Intel® Neural Compressor (formerly known as Intel® Low Precision Optimization Tool) is an open-source Python library running on Intel CPUs and GPUs, which delivers unified interfaces across multiple deep learning frameworks for popular network compression technologies, such as quantization, pruning, knowledge distillation. This tool supports automatic accuracy-driven tuning strategies to help user quickly find out the best quantized model. It also implements different weight pruning algorithms to generate pruned model with predefined sparsity goal and supports knowledge distillation to distill the knowledge from the teacher model to the student model.
Note
GPU support is under development.
Visit the Intel® Neural Compressor online document website at: https://intel.github.io/neural-compressor.
Intel® Neural Compressor features an infrastructure and workflow that aids in increasing performance and faster deployments across architectures.
Click the image to enlarge it.
Click the image to enlarge it.
Supported deep learning frameworks are:
Note: Intel Optimized TensorFlow 2.5.0 requires to set environment variable TF_ENABLE_MKL_NATIVE_FORMAT=0 before running Neural Compressor quantization or deploying the quantized model.

§ **DIRECTIONS FOR THIS TASK**
Reproduce the Neural Compressor overview between "Intel® Neural Compressor (formerly" and "website at: https://intel.github.io/neural-compressor.", inclusive, replacing "knowledge distillation" with "model distillation". The entries come from a separate source.

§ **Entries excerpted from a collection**
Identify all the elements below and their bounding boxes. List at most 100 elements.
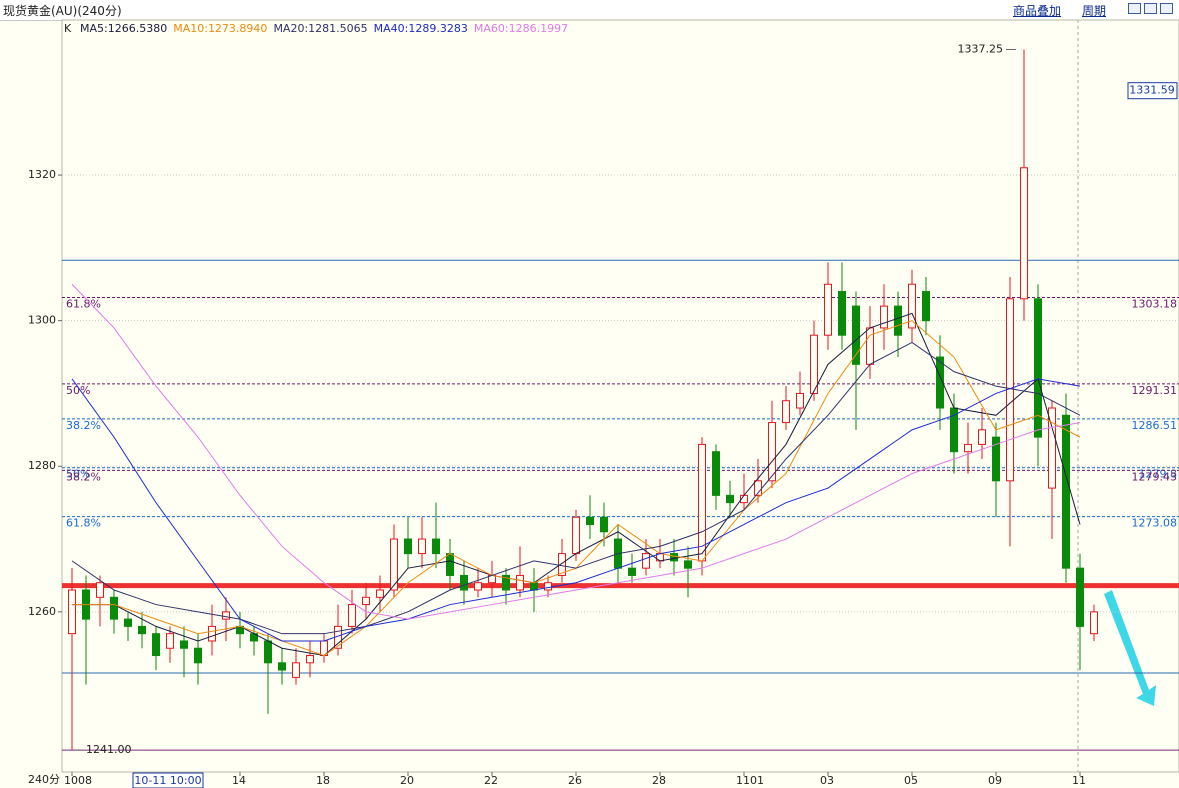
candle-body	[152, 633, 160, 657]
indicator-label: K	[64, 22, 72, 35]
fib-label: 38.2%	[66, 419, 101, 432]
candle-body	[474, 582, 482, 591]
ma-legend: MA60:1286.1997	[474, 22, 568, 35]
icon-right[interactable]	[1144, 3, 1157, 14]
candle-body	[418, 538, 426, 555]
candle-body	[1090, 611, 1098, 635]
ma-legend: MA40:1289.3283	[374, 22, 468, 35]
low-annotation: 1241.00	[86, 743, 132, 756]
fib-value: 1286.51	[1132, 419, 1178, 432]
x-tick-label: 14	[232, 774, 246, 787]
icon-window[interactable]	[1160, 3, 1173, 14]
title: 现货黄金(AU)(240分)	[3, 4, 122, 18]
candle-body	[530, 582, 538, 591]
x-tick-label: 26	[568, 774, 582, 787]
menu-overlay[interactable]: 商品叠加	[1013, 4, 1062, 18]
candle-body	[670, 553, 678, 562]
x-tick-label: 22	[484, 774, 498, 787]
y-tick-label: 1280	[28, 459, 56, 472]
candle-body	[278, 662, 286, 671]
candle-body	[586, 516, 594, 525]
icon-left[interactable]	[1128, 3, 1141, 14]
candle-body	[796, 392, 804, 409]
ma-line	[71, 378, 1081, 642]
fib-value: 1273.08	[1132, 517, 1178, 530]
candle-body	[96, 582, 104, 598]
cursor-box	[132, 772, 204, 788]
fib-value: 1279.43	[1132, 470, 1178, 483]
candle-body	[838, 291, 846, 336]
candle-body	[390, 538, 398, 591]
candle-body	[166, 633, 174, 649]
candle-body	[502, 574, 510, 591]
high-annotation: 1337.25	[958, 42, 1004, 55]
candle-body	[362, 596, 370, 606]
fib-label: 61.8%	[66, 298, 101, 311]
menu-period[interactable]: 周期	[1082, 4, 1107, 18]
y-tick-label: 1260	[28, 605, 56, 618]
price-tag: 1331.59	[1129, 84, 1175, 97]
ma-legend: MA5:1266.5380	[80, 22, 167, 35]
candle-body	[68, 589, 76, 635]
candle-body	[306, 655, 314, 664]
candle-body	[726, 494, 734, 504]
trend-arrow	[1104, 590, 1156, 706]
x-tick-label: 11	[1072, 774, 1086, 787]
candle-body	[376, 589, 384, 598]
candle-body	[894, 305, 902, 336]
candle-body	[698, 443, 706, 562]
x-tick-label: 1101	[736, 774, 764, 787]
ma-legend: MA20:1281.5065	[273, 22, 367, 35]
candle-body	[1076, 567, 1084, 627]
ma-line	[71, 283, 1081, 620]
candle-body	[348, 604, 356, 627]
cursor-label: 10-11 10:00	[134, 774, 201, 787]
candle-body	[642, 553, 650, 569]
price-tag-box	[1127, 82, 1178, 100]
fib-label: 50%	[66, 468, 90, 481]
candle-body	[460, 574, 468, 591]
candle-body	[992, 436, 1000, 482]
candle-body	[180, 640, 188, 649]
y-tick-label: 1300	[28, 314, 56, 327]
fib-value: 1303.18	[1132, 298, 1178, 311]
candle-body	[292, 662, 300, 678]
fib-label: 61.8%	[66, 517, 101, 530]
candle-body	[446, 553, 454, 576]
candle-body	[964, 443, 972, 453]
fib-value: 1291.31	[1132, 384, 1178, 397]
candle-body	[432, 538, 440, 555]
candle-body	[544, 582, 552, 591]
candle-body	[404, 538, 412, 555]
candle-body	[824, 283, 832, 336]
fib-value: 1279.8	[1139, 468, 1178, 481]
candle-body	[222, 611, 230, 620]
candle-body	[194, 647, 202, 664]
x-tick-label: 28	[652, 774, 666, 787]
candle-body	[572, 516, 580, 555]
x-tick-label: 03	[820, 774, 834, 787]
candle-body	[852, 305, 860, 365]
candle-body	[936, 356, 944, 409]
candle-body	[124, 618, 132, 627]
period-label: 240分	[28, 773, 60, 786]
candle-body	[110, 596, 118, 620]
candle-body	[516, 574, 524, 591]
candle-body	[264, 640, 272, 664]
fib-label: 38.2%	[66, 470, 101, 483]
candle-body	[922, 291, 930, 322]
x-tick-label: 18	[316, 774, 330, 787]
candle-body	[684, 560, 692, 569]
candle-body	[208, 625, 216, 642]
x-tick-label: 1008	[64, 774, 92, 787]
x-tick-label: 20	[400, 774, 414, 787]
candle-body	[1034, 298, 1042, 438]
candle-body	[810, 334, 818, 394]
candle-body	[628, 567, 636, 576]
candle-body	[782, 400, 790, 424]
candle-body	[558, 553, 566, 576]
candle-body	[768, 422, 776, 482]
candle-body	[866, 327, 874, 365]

...

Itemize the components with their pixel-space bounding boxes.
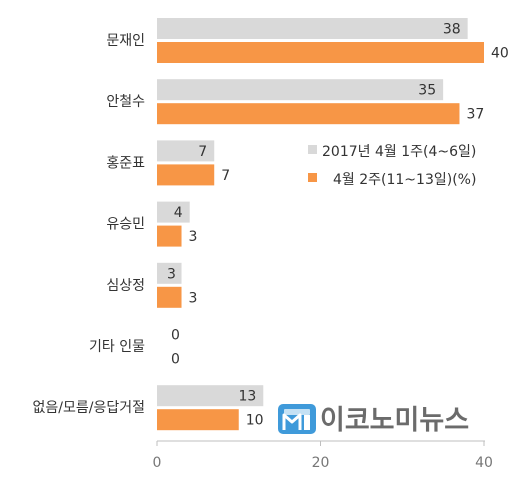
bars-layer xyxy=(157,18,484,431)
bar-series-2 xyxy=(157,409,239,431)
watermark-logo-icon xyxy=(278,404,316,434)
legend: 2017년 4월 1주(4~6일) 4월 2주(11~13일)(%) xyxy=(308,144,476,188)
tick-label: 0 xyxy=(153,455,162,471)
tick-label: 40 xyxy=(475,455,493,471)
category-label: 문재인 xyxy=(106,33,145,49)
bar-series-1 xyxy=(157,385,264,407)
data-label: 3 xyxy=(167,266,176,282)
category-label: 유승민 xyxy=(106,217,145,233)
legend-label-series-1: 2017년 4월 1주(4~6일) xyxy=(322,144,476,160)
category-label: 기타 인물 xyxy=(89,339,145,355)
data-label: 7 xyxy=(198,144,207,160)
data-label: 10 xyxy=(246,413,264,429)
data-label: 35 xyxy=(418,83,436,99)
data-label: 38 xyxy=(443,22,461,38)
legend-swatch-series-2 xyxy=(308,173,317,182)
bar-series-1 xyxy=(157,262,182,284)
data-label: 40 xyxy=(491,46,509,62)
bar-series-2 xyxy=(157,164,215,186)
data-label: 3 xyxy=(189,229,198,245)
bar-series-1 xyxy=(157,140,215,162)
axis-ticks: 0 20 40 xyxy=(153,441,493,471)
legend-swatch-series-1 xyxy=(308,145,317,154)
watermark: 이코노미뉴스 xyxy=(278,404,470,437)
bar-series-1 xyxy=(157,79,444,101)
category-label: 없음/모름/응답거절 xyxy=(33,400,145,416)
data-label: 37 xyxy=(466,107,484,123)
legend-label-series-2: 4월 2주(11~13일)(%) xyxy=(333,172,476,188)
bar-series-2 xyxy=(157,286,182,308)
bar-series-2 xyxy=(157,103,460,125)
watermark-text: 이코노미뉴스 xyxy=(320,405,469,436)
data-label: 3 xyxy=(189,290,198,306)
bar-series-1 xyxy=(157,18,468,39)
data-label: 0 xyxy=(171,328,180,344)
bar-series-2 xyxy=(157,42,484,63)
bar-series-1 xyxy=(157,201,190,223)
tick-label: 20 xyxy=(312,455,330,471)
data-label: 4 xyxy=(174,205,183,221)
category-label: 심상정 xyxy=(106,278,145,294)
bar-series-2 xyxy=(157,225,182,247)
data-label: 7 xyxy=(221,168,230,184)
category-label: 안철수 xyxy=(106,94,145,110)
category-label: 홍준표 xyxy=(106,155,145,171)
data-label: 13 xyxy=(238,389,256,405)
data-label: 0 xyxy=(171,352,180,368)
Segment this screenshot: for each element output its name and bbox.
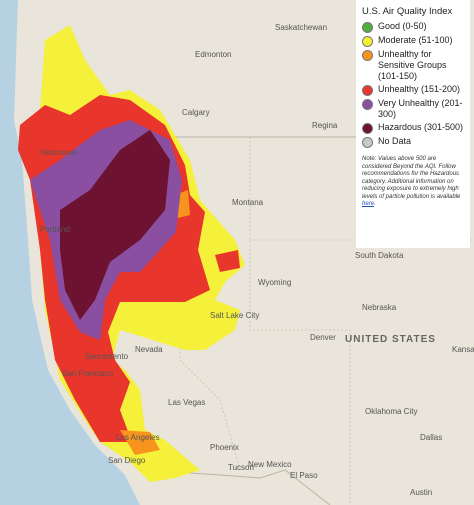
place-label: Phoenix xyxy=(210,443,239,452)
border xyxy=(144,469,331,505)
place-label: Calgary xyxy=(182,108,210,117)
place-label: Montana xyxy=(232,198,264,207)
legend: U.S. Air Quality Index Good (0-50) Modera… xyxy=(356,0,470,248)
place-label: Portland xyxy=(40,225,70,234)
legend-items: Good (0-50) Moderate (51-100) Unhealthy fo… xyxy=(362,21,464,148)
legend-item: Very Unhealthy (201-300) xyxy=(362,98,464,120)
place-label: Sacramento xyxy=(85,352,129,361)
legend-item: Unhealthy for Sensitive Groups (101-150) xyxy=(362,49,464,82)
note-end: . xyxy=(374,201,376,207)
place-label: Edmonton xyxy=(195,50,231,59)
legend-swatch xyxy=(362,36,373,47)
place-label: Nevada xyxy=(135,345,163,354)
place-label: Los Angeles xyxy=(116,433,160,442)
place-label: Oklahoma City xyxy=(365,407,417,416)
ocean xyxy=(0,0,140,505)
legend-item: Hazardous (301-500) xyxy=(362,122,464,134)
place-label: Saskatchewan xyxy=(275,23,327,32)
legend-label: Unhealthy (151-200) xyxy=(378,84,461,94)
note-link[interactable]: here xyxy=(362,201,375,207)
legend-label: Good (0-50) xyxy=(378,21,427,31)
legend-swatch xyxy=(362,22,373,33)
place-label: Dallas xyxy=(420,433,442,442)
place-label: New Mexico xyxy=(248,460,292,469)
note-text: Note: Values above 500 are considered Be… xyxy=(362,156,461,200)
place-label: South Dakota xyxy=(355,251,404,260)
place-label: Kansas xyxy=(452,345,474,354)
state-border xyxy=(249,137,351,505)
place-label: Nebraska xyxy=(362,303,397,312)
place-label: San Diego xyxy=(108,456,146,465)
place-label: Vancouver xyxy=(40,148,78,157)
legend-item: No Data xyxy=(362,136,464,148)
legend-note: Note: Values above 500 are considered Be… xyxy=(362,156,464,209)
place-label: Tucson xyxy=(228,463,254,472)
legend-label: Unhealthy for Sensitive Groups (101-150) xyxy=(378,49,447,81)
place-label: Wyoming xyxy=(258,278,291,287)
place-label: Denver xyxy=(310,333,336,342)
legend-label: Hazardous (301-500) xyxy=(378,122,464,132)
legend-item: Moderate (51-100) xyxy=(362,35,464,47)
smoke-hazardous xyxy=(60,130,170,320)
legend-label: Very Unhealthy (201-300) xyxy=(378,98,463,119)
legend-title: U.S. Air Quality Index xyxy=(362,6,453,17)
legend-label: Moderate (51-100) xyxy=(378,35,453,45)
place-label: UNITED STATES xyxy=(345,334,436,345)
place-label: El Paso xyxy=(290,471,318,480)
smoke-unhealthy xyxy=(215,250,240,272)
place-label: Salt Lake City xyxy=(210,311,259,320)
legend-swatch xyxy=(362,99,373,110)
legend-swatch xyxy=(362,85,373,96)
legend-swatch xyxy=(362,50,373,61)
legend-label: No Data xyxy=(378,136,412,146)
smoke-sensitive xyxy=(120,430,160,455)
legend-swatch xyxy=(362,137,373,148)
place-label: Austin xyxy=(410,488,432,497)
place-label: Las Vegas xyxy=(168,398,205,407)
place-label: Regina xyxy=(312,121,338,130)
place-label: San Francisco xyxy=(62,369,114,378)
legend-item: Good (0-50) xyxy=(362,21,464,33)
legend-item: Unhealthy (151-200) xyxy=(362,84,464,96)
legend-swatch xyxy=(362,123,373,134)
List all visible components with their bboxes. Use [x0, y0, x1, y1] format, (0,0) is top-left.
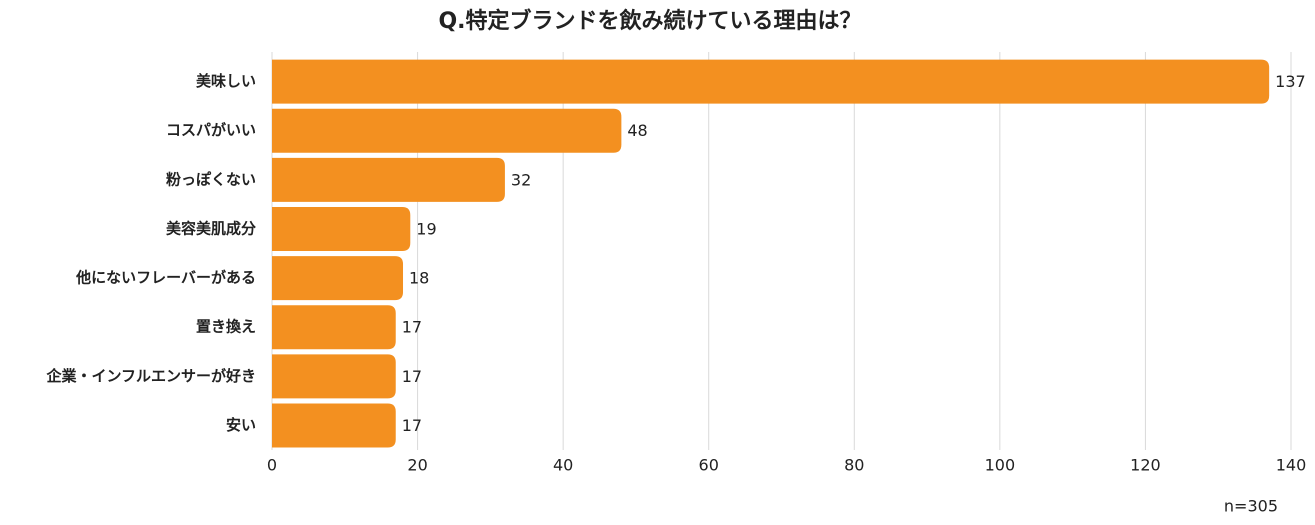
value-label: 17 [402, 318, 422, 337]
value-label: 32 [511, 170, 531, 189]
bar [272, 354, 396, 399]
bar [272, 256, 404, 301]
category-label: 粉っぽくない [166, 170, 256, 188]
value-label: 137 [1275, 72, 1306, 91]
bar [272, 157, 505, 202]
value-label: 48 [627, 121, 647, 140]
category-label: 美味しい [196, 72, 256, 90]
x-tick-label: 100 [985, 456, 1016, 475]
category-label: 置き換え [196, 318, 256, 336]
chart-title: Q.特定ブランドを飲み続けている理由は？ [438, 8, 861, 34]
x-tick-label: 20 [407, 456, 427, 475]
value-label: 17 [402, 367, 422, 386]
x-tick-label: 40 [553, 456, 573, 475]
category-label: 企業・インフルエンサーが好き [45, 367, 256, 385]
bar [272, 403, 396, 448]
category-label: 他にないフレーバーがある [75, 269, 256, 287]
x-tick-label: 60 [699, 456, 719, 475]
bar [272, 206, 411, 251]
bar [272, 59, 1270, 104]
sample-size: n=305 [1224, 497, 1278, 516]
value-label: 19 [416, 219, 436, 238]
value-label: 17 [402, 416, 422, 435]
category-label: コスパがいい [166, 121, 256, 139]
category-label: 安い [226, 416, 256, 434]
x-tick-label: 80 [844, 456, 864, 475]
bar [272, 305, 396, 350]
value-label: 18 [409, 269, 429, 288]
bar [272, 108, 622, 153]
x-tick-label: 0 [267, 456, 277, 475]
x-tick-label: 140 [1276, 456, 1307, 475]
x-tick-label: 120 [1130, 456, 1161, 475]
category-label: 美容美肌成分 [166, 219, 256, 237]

§ **SOLUTION**
Intel® Neural Compressor (formerly known as Intel® Low Precision Optimization Tool) is an open-source Python library running on Intel CPUs and GPUs, which delivers unified interfaces across multiple deep learning frameworks for popular network compression technologies, such as quantization, pruning, model distillation. This tool supports automatic accuracy-driven tuning strategies to help user quickly find out the best quantized model. It also implements different weight pruning algorithms to generate pruned model with predefined sparsity goal and supports model distillation to distill the knowledge from the teacher model to the student model.
Note
GPU support is under development.
Visit the Intel® Neural Compressor online document website at: https://intel.github.io/neural-compressor.